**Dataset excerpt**
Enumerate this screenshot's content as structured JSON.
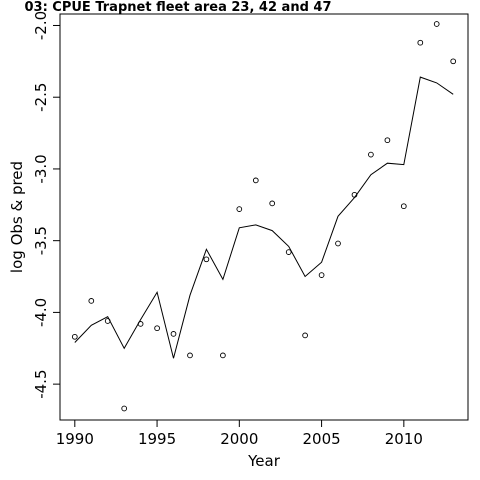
{
  "chart_data": {
    "type": "scatter",
    "title": "03: CPUE Trapnet fleet area 23, 42 and 47",
    "xlabel": "Year",
    "ylabel": "log Obs & pred",
    "xlim": [
      1989.1,
      2013.9
    ],
    "ylim": [
      -4.75,
      -1.92
    ],
    "x_ticks": [
      1990,
      1995,
      2000,
      2005,
      2010
    ],
    "y_ticks": [
      -2.0,
      -2.5,
      -3.0,
      -3.5,
      -4.0,
      -4.5
    ],
    "y_tick_labels": [
      "-2.0",
      "-2.5",
      "-3.0",
      "-3.5",
      "-4.0",
      "-4.5"
    ],
    "grid": false,
    "series": [
      {
        "kind": "points",
        "marker": "open-circle",
        "x": [
          1990,
          1991,
          1992,
          1993,
          1994,
          1995,
          1996,
          1997,
          1998,
          1999,
          2000,
          2001,
          2002,
          2003,
          2004,
          2005,
          2006,
          2007,
          2008,
          2009,
          2010,
          2011,
          2012,
          2013
        ],
        "values": [
          -4.17,
          -3.92,
          -4.06,
          -4.67,
          -4.08,
          -4.11,
          -4.15,
          -4.3,
          -3.63,
          -4.3,
          -3.28,
          -3.08,
          -3.24,
          -3.58,
          -4.16,
          -3.74,
          -3.52,
          -3.18,
          -2.9,
          -2.8,
          -3.26,
          -2.12,
          -1.99,
          -2.25
        ]
      },
      {
        "kind": "line",
        "x": [
          1990,
          1991,
          1992,
          1993,
          1994,
          1995,
          1996,
          1997,
          1998,
          1999,
          2000,
          2001,
          2002,
          2003,
          2004,
          2005,
          2006,
          2007,
          2008,
          2009,
          2010,
          2011,
          2012,
          2013
        ],
        "values": [
          -4.21,
          -4.09,
          -4.03,
          -4.25,
          -4.05,
          -3.86,
          -4.32,
          -3.88,
          -3.56,
          -3.77,
          -3.41,
          -3.39,
          -3.43,
          -3.54,
          -3.75,
          -3.65,
          -3.33,
          -3.2,
          -3.04,
          -2.96,
          -2.97,
          -2.36,
          -2.4,
          -2.48
        ]
      }
    ]
  }
}
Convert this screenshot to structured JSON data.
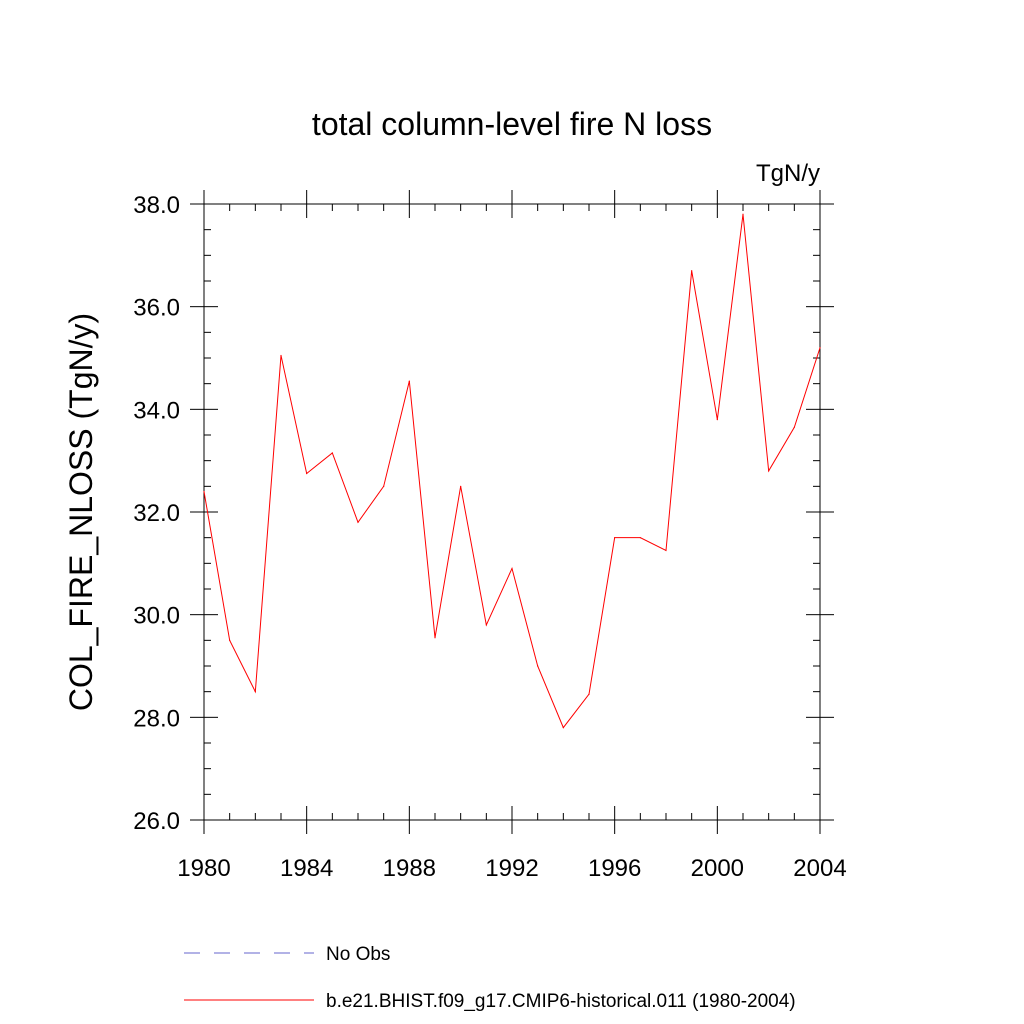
{
  "chart_data": {
    "type": "line",
    "title": "total column-level fire N loss",
    "units_label": "TgN/y",
    "ylabel": "COL_FIRE_NLOSS  (TgN/y)",
    "xlabel": "",
    "xlim": [
      1980,
      2004
    ],
    "ylim": [
      26.0,
      38.0
    ],
    "x_ticks": [
      "1980",
      "1984",
      "1988",
      "1992",
      "1996",
      "2000",
      "2004"
    ],
    "y_ticks": [
      "26.0",
      "28.0",
      "30.0",
      "32.0",
      "34.0",
      "36.0",
      "38.0"
    ],
    "x": [
      1980,
      1981,
      1982,
      1983,
      1984,
      1985,
      1986,
      1987,
      1988,
      1989,
      1990,
      1991,
      1992,
      1993,
      1994,
      1995,
      1996,
      1997,
      1998,
      1999,
      2000,
      2001,
      2002,
      2003,
      2004
    ],
    "series": [
      {
        "name": "b.e21.BHIST.f09_g17.CMIP6-historical.011 (1980-2004)",
        "color": "#ff0000",
        "style": "solid",
        "values": [
          32.4,
          29.5,
          28.5,
          35.05,
          32.75,
          33.15,
          31.8,
          32.5,
          34.55,
          29.55,
          32.5,
          29.8,
          30.9,
          29.0,
          27.8,
          28.45,
          31.5,
          31.5,
          31.25,
          36.7,
          33.8,
          37.8,
          32.8,
          33.65,
          35.2
        ]
      }
    ],
    "legend": [
      {
        "label": "No Obs",
        "color": "#6666cc",
        "style": "dashed"
      },
      {
        "label": "b.e21.BHIST.f09_g17.CMIP6-historical.011 (1980-2004)",
        "color": "#ff0000",
        "style": "solid"
      }
    ],
    "legend_position": "bottom",
    "grid": false
  }
}
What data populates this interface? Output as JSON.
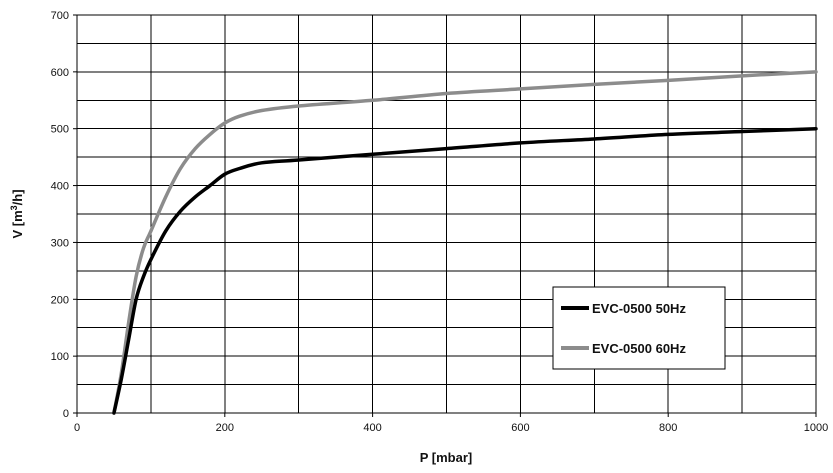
{
  "chart_data": {
    "type": "line",
    "title": "",
    "xlabel": "P [mbar]",
    "ylabel_main": "V [m",
    "ylabel_sup": "3",
    "ylabel_tail": "/h]",
    "xlim": [
      0,
      1000
    ],
    "ylim": [
      0,
      700
    ],
    "xticks": [
      0,
      200,
      400,
      600,
      800,
      1000
    ],
    "yticks": [
      0,
      100,
      200,
      300,
      400,
      500,
      600,
      700
    ],
    "x_gridlines": [
      0,
      100,
      200,
      300,
      400,
      500,
      600,
      700,
      800,
      900,
      1000
    ],
    "y_gridlines": [
      0,
      50,
      100,
      150,
      200,
      250,
      300,
      350,
      400,
      450,
      500,
      550,
      600,
      650,
      700
    ],
    "grid": true,
    "legend_position": "lower-right",
    "series": [
      {
        "name": "EVC-0500 50Hz",
        "color": "#000000",
        "x": [
          50,
          60,
          70,
          80,
          90,
          100,
          120,
          140,
          160,
          180,
          200,
          220,
          250,
          300,
          400,
          500,
          600,
          700,
          800,
          900,
          1000
        ],
        "y": [
          0,
          60,
          130,
          200,
          240,
          270,
          320,
          355,
          380,
          400,
          420,
          430,
          440,
          445,
          455,
          465,
          475,
          482,
          490,
          495,
          500
        ]
      },
      {
        "name": "EVC-0500 60Hz",
        "color": "#8c8c8c",
        "x": [
          50,
          60,
          70,
          80,
          90,
          100,
          120,
          140,
          160,
          180,
          200,
          220,
          250,
          300,
          400,
          500,
          600,
          700,
          800,
          900,
          1000
        ],
        "y": [
          0,
          70,
          160,
          240,
          290,
          320,
          380,
          430,
          465,
          490,
          510,
          522,
          532,
          540,
          550,
          562,
          570,
          578,
          585,
          593,
          600
        ]
      }
    ]
  }
}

**TASK REQUIREMENTS**
Quote the records above in full, dropping each picture.

**EXERCISE ANSWER**
Enumerate this screenshot's content as structured JSON.
{
  "chart_data": {
    "type": "scatter",
    "title": "03: CPUE Trapnet fleet area 23, 42 and 47",
    "xlabel": "Year",
    "ylabel": "log Obs & pred",
    "xlim": [
      1989.1,
      2013.9
    ],
    "ylim": [
      -4.75,
      -1.92
    ],
    "x_ticks": [
      1990,
      1995,
      2000,
      2005,
      2010
    ],
    "y_ticks": [
      -2.0,
      -2.5,
      -3.0,
      -3.5,
      -4.0,
      -4.5
    ],
    "y_tick_labels": [
      "-2.0",
      "-2.5",
      "-3.0",
      "-3.5",
      "-4.0",
      "-4.5"
    ],
    "grid": false,
    "series": [
      {
        "kind": "points",
        "marker": "open-circle",
        "x": [
          1990,
          1991,
          1992,
          1993,
          1994,
          1995,
          1996,
          1997,
          1998,
          1999,
          2000,
          2001,
          2002,
          2003,
          2004,
          2005,
          2006,
          2007,
          2008,
          2009,
          2010,
          2011,
          2012,
          2013
        ],
        "values": [
          -4.17,
          -3.92,
          -4.06,
          -4.67,
          -4.08,
          -4.11,
          -4.15,
          -4.3,
          -3.63,
          -4.3,
          -3.28,
          -3.08,
          -3.24,
          -3.58,
          -4.16,
          -3.74,
          -3.52,
          -3.18,
          -2.9,
          -2.8,
          -3.26,
          -2.12,
          -1.99,
          -2.25
        ]
      },
      {
        "kind": "line",
        "x": [
          1990,
          1991,
          1992,
          1993,
          1994,
          1995,
          1996,
          1997,
          1998,
          1999,
          2000,
          2001,
          2002,
          2003,
          2004,
          2005,
          2006,
          2007,
          2008,
          2009,
          2010,
          2011,
          2012,
          2013
        ],
        "values": [
          -4.21,
          -4.09,
          -4.03,
          -4.25,
          -4.05,
          -3.86,
          -4.32,
          -3.88,
          -3.56,
          -3.77,
          -3.41,
          -3.39,
          -3.43,
          -3.54,
          -3.75,
          -3.65,
          -3.33,
          -3.2,
          -3.04,
          -2.96,
          -2.97,
          -2.36,
          -2.4,
          -2.48
        ]
      }
    ]
  }
}
Convert this screenshot to structured JSON data.
{
  "chart_data": {
    "type": "line",
    "title": "total column-level fire N loss",
    "units_label": "TgN/y",
    "ylabel": "COL_FIRE_NLOSS  (TgN/y)",
    "xlabel": "",
    "xlim": [
      1980,
      2004
    ],
    "ylim": [
      26.0,
      38.0
    ],
    "x_ticks": [
      "1980",
      "1984",
      "1988",
      "1992",
      "1996",
      "2000",
      "2004"
    ],
    "y_ticks": [
      "26.0",
      "28.0",
      "30.0",
      "32.0",
      "34.0",
      "36.0",
      "38.0"
    ],
    "x": [
      1980,
      1981,
      1982,
      1983,
      1984,
      1985,
      1986,
      1987,
      1988,
      1989,
      1990,
      1991,
      1992,
      1993,
      1994,
      1995,
      1996,
      1997,
      1998,
      1999,
      2000,
      2001,
      2002,
      2003,
      2004
    ],
    "series": [
      {
        "name": "b.e21.BHIST.f09_g17.CMIP6-historical.011 (1980-2004)",
        "color": "#ff0000",
        "style": "solid",
        "values": [
          32.4,
          29.5,
          28.5,
          35.05,
          32.75,
          33.15,
          31.8,
          32.5,
          34.55,
          29.55,
          32.5,
          29.8,
          30.9,
          29.0,
          27.8,
          28.45,
          31.5,
          31.5,
          31.25,
          36.7,
          33.8,
          37.8,
          32.8,
          33.65,
          35.2
        ]
      }
    ],
    "legend": [
      {
        "label": "No Obs",
        "color": "#6666cc",
        "style": "dashed"
      },
      {
        "label": "b.e21.BHIST.f09_g17.CMIP6-historical.011 (1980-2004)",
        "color": "#ff0000",
        "style": "solid"
      }
    ],
    "legend_position": "bottom",
    "grid": false
  }
}
What data populates this interface? Output as JSON.
{
  "chart_data": {
    "type": "line",
    "title": "",
    "xlabel": "P [mbar]",
    "ylabel_main": "V [m",
    "ylabel_sup": "3",
    "ylabel_tail": "/h]",
    "xlim": [
      0,
      1000
    ],
    "ylim": [
      0,
      700
    ],
    "xticks": [
      0,
      200,
      400,
      600,
      800,
      1000
    ],
    "yticks": [
      0,
      100,
      200,
      300,
      400,
      500,
      600,
      700
    ],
    "x_gridlines": [
      0,
      100,
      200,
      300,
      400,
      500,
      600,
      700,
      800,
      900,
      1000
    ],
    "y_gridlines": [
      0,
      50,
      100,
      150,
      200,
      250,
      300,
      350,
      400,
      450,
      500,
      550,
      600,
      650,
      700
    ],
    "grid": true,
    "legend_position": "lower-right",
    "series": [
      {
        "name": "EVC-0500 50Hz",
        "color": "#000000",
        "x": [
          50,
          60,
          70,
          80,
          90,
          100,
          120,
          140,
          160,
          180,
          200,
          220,
          250,
          300,
          400,
          500,
          600,
          700,
          800,
          900,
          1000
        ],
        "y": [
          0,
          60,
          130,
          200,
          240,
          270,
          320,
          355,
          380,
          400,
          420,
          430,
          440,
          445,
          455,
          465,
          475,
          482,
          490,
          495,
          500
        ]
      },
      {
        "name": "EVC-0500 60Hz",
        "color": "#8c8c8c",
        "x": [
          50,
          60,
          70,
          80,
          90,
          100,
          120,
          140,
          160,
          180,
          200,
          220,
          250,
          300,
          400,
          500,
          600,
          700,
          800,
          900,
          1000
        ],
        "y": [
          0,
          70,
          160,
          240,
          290,
          320,
          380,
          430,
          465,
          490,
          510,
          522,
          532,
          540,
          550,
          562,
          570,
          578,
          585,
          593,
          600
        ]
      }
    ]
  }
}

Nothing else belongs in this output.